ITEMS →
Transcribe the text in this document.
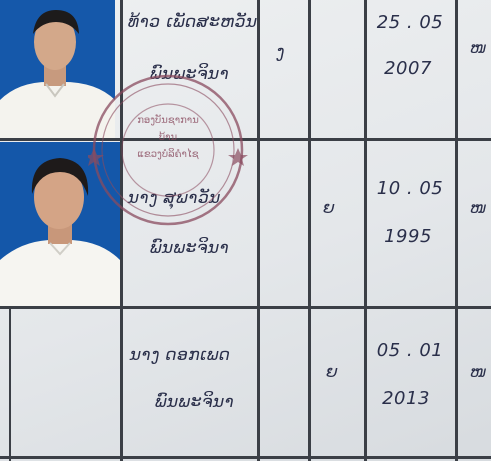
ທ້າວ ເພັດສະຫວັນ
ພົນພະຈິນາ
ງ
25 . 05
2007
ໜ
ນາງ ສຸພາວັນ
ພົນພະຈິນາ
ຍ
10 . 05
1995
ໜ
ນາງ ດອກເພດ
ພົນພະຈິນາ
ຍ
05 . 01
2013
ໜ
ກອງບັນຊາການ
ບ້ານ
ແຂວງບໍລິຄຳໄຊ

REQUEST → Repeat the material above in full and exactly, apart from the pictures.

WRITTEN REPLY →
Transcribe the text in this document.
ທ້າວ ເພັດສະຫວັນ
ພົນພະຈິນາ
ງ
25 . 05
2007
ໜ
ນາງ ສຸພາວັນ
ພົນພະຈິນາ
ຍ
10 . 05
1995
ໜ
ນາງ ດອກເພດ
ພົນພະຈິນາ
ຍ
05 . 01
2013
ໜ
ກອງບັນຊາການ
ບ້ານ
ແຂວງບໍລິຄຳໄຊ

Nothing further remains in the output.